[Figure contents as structured data]
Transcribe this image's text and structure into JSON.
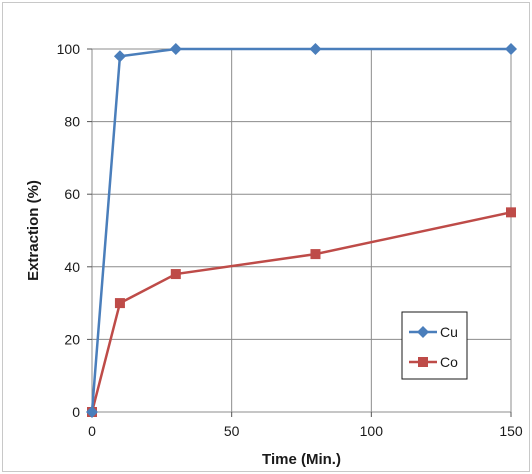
{
  "chart_data": {
    "type": "line",
    "title": "",
    "xlabel": "Time (Min.)",
    "ylabel": "Extraction (%)",
    "xlim": [
      0,
      150
    ],
    "ylim": [
      0,
      100
    ],
    "xticks": [
      "0",
      "50",
      "100",
      "150"
    ],
    "yticks": [
      "0",
      "20",
      "40",
      "60",
      "80",
      "100"
    ],
    "grid": true,
    "legend_position": "bottom-right",
    "series": [
      {
        "name": "Cu",
        "color": "#4a7ebb",
        "marker": "diamond",
        "x": [
          0,
          10,
          30,
          80,
          150
        ],
        "y": [
          0,
          98,
          100,
          100,
          100
        ]
      },
      {
        "name": "Co",
        "color": "#be4b48",
        "marker": "square",
        "x": [
          0,
          10,
          30,
          80,
          150
        ],
        "y": [
          0,
          30,
          38,
          43.5,
          55
        ]
      }
    ]
  }
}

* **Problem requirements**:
Repeat each entry above word for word, leaving every picture out.

* **Written reply**:
Transcribe this image's text and structure into JSON.
{
  "chart_data": {
    "type": "line",
    "title": "",
    "xlabel": "Time (Min.)",
    "ylabel": "Extraction (%)",
    "xlim": [
      0,
      150
    ],
    "ylim": [
      0,
      100
    ],
    "xticks": [
      "0",
      "50",
      "100",
      "150"
    ],
    "yticks": [
      "0",
      "20",
      "40",
      "60",
      "80",
      "100"
    ],
    "grid": true,
    "legend_position": "bottom-right",
    "series": [
      {
        "name": "Cu",
        "color": "#4a7ebb",
        "marker": "diamond",
        "x": [
          0,
          10,
          30,
          80,
          150
        ],
        "y": [
          0,
          98,
          100,
          100,
          100
        ]
      },
      {
        "name": "Co",
        "color": "#be4b48",
        "marker": "square",
        "x": [
          0,
          10,
          30,
          80,
          150
        ],
        "y": [
          0,
          30,
          38,
          43.5,
          55
        ]
      }
    ]
  }
}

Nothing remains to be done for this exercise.